▶ [TASK REQUIREMENTS] Copy out the rows word for word, starting with the first row and going on through the row containing "chevron-down-icon (567, 374, 579, 382)", with both included.

(Spatial annotation entries)
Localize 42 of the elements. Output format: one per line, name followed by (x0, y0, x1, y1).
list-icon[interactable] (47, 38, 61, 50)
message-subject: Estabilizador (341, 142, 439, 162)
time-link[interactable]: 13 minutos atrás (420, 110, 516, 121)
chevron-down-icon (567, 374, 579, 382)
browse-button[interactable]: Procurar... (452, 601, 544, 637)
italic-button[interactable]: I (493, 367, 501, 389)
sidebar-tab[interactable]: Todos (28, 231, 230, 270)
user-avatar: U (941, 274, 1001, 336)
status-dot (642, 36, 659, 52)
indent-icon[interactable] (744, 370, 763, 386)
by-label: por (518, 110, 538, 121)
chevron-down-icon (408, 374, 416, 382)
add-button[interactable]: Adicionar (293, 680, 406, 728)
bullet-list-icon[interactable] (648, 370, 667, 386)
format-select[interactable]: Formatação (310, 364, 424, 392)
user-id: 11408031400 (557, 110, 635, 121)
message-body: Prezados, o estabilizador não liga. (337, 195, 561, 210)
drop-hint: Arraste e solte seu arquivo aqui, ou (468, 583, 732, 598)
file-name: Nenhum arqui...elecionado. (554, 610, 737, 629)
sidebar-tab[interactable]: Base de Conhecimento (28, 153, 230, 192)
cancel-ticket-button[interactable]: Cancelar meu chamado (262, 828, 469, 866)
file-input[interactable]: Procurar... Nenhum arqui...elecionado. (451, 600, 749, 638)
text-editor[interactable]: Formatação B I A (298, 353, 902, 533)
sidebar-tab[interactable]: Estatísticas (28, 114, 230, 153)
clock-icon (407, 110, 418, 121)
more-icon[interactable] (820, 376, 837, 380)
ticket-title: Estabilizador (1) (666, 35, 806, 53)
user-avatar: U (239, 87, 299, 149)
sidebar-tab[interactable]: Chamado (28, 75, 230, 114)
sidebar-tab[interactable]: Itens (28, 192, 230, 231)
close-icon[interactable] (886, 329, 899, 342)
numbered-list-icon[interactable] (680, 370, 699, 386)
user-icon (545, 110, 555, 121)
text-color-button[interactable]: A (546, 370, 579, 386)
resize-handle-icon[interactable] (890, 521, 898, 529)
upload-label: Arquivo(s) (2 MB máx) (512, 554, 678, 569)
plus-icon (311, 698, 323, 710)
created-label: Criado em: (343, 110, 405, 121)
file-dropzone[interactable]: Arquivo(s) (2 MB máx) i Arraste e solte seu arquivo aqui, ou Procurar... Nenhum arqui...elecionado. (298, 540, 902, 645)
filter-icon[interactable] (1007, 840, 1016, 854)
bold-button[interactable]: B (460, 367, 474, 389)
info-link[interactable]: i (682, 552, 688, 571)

▶ [RESPONSE FOR THIS EXERCISE]
Localize 42 of the elements. Output format: one per line, name followed by (x0, y0, x1, y1).
list-icon[interactable] (47, 38, 61, 50)
message-subject: Estabilizador (341, 142, 439, 162)
time-link[interactable]: 13 minutos atrás (420, 110, 516, 121)
chevron-down-icon (567, 374, 579, 382)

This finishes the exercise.